### AVAILABLE RECORDS
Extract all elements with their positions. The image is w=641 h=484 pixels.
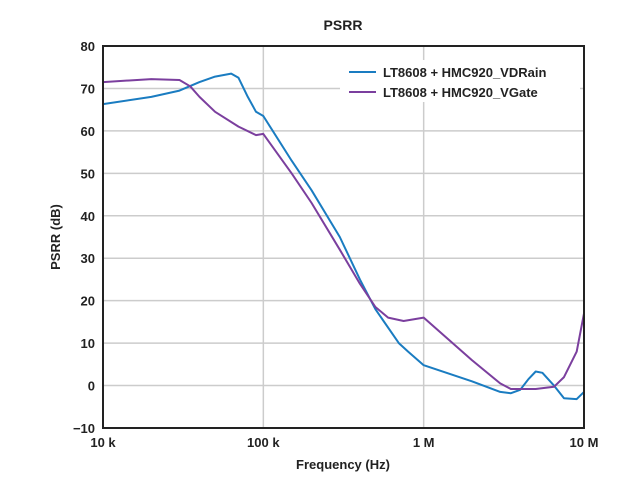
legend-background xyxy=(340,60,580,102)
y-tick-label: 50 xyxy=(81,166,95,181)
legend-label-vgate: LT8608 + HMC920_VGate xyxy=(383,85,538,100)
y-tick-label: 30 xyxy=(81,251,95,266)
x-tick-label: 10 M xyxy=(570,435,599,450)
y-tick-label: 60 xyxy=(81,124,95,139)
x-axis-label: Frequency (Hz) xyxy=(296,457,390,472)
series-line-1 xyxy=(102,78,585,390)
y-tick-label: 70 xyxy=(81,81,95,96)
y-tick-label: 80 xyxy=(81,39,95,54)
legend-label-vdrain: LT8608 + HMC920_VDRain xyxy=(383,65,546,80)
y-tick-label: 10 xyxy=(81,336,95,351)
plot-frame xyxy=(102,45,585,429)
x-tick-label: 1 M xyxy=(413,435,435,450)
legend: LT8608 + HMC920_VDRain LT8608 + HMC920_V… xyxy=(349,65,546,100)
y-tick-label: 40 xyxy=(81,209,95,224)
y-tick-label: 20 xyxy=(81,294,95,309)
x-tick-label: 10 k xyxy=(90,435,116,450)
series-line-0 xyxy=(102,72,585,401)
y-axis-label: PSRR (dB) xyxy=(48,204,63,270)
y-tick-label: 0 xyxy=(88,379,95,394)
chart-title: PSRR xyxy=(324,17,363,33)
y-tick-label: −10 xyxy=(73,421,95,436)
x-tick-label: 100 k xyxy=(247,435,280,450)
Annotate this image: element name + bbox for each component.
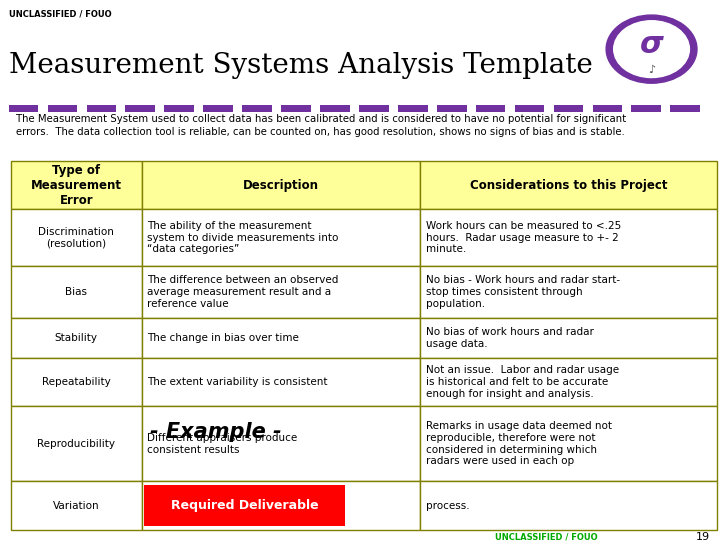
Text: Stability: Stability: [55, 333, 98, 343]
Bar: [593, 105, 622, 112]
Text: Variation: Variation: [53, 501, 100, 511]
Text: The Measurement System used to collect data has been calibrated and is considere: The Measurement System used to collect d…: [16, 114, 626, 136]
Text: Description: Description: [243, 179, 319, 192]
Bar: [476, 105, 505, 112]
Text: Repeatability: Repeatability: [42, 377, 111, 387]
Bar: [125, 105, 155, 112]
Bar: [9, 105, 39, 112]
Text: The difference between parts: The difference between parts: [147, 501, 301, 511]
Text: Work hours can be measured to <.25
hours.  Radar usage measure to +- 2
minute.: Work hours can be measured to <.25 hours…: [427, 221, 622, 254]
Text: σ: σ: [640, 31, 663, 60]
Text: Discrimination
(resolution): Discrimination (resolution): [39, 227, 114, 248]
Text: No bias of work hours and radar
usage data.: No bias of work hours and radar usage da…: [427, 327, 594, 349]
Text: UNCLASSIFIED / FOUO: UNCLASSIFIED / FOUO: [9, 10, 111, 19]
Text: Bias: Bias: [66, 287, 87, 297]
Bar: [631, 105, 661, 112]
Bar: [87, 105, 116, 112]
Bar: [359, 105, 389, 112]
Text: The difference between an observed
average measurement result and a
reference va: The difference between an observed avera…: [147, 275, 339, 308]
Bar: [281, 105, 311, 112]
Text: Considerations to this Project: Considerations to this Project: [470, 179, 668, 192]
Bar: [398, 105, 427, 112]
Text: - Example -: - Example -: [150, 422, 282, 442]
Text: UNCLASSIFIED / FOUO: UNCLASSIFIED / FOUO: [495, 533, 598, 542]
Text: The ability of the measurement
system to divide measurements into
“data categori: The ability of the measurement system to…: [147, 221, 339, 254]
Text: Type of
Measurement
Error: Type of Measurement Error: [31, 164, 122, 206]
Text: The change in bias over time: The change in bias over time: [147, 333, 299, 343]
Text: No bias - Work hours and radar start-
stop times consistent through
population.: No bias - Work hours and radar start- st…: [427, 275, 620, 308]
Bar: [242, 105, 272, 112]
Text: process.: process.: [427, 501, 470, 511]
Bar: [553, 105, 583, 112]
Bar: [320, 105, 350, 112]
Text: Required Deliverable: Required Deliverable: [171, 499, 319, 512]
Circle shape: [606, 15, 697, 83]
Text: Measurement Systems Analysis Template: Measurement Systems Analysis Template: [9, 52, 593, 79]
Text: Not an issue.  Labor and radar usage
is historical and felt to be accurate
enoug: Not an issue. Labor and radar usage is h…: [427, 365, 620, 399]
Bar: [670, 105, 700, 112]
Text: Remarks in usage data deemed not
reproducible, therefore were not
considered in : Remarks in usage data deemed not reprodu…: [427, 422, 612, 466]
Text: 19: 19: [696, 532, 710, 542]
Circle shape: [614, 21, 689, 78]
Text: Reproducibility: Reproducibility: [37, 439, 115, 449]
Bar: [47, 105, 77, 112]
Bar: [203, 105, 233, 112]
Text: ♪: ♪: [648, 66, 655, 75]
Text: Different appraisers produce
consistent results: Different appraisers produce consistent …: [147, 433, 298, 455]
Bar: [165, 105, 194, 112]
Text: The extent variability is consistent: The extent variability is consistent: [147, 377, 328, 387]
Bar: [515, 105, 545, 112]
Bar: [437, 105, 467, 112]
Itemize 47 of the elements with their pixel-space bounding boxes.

...

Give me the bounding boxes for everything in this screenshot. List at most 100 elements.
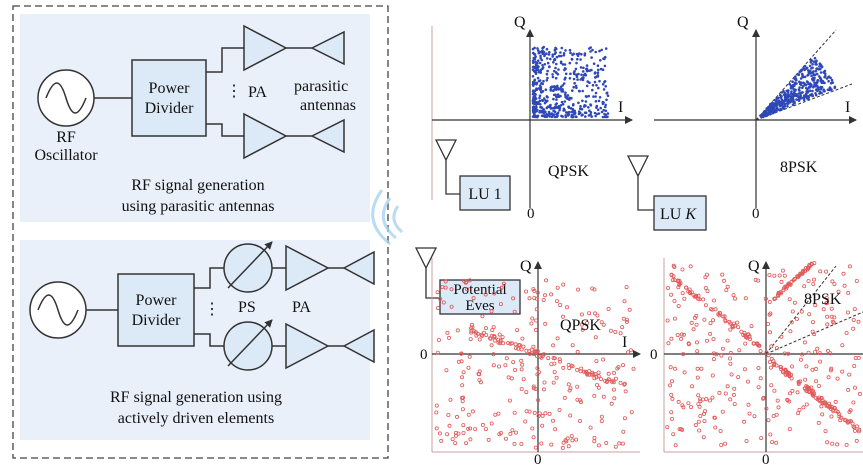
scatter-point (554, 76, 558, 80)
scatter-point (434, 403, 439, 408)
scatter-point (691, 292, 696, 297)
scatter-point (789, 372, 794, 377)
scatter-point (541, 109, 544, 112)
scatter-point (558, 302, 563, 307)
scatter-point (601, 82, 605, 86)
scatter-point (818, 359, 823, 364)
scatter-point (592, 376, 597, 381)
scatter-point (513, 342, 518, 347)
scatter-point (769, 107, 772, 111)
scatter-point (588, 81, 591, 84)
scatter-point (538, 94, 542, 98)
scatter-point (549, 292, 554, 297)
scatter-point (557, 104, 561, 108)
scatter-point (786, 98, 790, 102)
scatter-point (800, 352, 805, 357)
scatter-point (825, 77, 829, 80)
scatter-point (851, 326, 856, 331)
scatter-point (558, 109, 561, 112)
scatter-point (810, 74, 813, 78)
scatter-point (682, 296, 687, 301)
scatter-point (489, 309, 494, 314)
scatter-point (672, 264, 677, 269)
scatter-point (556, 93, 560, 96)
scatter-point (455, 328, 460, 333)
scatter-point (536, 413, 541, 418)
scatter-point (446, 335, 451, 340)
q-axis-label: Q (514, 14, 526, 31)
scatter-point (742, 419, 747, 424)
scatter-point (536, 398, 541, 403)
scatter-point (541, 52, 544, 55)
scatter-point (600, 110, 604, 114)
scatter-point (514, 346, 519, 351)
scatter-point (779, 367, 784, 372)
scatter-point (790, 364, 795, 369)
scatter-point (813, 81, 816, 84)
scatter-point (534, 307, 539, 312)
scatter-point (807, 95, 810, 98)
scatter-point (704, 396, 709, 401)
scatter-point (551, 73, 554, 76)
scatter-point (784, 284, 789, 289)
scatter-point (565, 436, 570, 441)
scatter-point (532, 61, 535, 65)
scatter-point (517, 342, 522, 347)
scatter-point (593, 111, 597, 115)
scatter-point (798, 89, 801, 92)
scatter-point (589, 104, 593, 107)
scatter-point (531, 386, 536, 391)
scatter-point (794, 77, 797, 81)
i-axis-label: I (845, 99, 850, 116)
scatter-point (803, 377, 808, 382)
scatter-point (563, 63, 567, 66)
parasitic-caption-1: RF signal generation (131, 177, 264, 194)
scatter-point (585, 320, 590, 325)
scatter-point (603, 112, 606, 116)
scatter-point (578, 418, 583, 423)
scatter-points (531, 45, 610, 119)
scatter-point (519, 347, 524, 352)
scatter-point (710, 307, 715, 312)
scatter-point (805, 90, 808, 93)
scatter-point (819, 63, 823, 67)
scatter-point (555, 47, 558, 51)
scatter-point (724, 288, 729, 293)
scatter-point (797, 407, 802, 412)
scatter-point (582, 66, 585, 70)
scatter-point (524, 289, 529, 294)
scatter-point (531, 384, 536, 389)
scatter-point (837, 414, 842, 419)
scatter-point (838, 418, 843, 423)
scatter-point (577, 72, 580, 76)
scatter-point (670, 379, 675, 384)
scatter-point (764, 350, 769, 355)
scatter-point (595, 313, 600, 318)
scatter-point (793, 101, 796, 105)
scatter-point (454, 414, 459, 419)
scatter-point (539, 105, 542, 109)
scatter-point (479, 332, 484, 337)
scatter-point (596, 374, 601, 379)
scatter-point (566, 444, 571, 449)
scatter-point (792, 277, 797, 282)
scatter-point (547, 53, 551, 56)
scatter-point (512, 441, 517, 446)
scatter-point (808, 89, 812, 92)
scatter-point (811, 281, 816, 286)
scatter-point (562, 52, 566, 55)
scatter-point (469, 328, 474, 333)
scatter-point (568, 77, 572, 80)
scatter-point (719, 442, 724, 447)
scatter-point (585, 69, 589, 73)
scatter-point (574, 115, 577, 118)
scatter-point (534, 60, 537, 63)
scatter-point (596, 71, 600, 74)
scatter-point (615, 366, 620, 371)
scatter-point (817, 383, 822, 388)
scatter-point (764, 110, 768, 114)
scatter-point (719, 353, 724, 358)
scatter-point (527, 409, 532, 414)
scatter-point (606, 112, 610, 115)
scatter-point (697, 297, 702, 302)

### DO THIS
Retype the records exactly, starting with the line that contains "Extract all elements" and going on through the line that contains "Annotate this image: element", both included. Leave the pictures out of your answer.

### TASK RESULT
Extract all elements with their positions. The image is w=641 h=484 pixels.
legend-background xyxy=(340,60,580,102)
y-tick-label: 50 xyxy=(81,166,95,181)
legend-label-vgate: LT8608 + HMC920_VGate xyxy=(383,85,538,100)
y-tick-label: 30 xyxy=(81,251,95,266)
x-tick-label: 10 M xyxy=(570,435,599,450)
y-tick-label: 60 xyxy=(81,124,95,139)
x-axis-label: Frequency (Hz) xyxy=(296,457,390,472)
series-line-1 xyxy=(102,78,585,390)
y-tick-label: 70 xyxy=(81,81,95,96)
y-tick-label: 80 xyxy=(81,39,95,54)
legend-label-vdrain: LT8608 + HMC920_VDRain xyxy=(383,65,546,80)
y-tick-label: 10 xyxy=(81,336,95,351)
plot-frame xyxy=(102,45,585,429)
x-tick-label: 1 M xyxy=(413,435,435,450)
legend: LT8608 + HMC920_VDRain LT8608 + HMC920_V… xyxy=(349,65,546,100)
y-tick-label: 40 xyxy=(81,209,95,224)
y-tick-label: 20 xyxy=(81,294,95,309)
x-tick-label: 10 k xyxy=(90,435,116,450)
series-line-0 xyxy=(102,72,585,401)
y-axis-label: PSRR (dB) xyxy=(48,204,63,270)
y-tick-label: 0 xyxy=(88,379,95,394)
chart-title: PSRR xyxy=(324,17,363,33)
y-tick-label: −10 xyxy=(73,421,95,436)
x-tick-label: 100 k xyxy=(247,435,280,450)
Annotate this image: element name + bbox for each component.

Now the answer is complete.